-- DATASET EXTRACT --
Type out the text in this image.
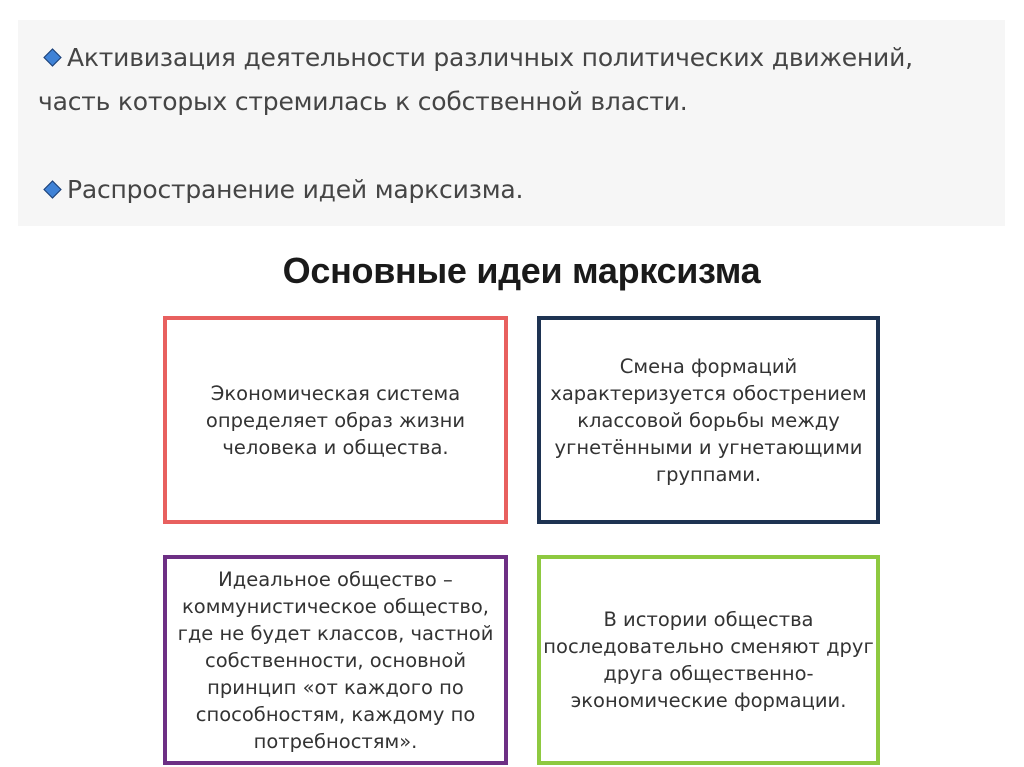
Активизация деятельности различных политических движений,
часть которых стремилась к собственной власти.
Распространение идей марксизма.
Основные идеи марксизма
Экономическая система
определяет образ жизни
человека и общества.
Смена формаций
характеризуется обострением
классовой борьбы между
угнетёнными и угнетающими
группами.
Идеальное общество –
коммунистическое общество,
где не будет классов, частной
собственности, основной
принцип «от каждого по
способностям, каждому по
потребностям».
В истории общества
последовательно сменяют друг
друга общественно-
экономические формации.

-- WORK TO COMPLETE --
Retype everything in the material word for word, minus pictures.

-- OUTPUT --
Type out the text in this image.
Активизация деятельности различных политических движений,
часть которых стремилась к собственной власти.
Распространение идей марксизма.
Основные идеи марксизма
Экономическая система
определяет образ жизни
человека и общества.
Смена формаций
характеризуется обострением
классовой борьбы между
угнетёнными и угнетающими
группами.
Идеальное общество –
коммунистическое общество,
где не будет классов, частной
собственности, основной
принцип «от каждого по
способностям, каждому по
потребностям».
В истории общества
последовательно сменяют друг
друга общественно-
экономические формации.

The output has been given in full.